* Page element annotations
+ + +

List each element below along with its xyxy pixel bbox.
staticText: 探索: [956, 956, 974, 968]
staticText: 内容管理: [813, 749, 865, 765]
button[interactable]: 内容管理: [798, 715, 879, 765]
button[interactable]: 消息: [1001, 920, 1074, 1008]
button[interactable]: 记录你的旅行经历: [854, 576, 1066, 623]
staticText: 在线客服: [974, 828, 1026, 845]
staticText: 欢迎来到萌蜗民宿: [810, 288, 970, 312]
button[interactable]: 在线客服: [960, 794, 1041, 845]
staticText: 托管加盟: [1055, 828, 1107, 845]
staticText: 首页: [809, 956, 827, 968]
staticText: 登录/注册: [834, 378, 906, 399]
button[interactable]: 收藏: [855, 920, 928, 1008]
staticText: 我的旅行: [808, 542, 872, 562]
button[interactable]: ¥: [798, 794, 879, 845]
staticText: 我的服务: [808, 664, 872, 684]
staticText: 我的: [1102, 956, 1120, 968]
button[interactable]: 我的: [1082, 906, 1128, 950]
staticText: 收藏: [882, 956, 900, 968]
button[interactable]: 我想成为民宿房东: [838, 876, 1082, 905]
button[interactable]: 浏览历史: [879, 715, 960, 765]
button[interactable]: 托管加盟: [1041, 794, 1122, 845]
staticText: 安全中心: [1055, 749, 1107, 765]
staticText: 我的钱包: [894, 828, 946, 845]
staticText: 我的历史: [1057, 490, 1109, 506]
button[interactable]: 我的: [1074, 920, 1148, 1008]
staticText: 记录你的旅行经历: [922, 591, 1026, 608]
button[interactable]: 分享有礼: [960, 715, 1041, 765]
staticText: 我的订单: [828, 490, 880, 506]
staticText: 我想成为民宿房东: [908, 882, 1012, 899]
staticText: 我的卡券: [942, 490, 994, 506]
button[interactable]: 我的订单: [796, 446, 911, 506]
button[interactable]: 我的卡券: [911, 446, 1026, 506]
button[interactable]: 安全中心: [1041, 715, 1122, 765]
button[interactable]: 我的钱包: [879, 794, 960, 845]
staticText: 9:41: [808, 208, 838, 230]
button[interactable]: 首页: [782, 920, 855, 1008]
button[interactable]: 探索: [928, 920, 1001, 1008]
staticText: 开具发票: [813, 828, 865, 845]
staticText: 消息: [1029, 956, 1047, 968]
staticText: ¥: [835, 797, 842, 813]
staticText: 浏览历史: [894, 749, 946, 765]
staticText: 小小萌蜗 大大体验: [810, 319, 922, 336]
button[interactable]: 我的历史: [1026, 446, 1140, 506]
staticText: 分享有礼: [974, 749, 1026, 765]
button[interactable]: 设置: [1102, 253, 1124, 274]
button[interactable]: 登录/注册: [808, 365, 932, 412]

+ + +

* WHAT TO DO
Copy the items above word for word, from the very first line through the line that contains "staticText: 在线客服: [974, 828, 1026, 845]", including both of those lines.

* EXPECTED ANSWER
List each element below along with its xyxy pixel bbox.
staticText: 探索: [956, 956, 974, 968]
staticText: 内容管理: [813, 749, 865, 765]
button[interactable]: 内容管理: [798, 715, 879, 765]
button[interactable]: 消息: [1001, 920, 1074, 1008]
button[interactable]: 记录你的旅行经历: [854, 576, 1066, 623]
staticText: 在线客服: [974, 828, 1026, 845]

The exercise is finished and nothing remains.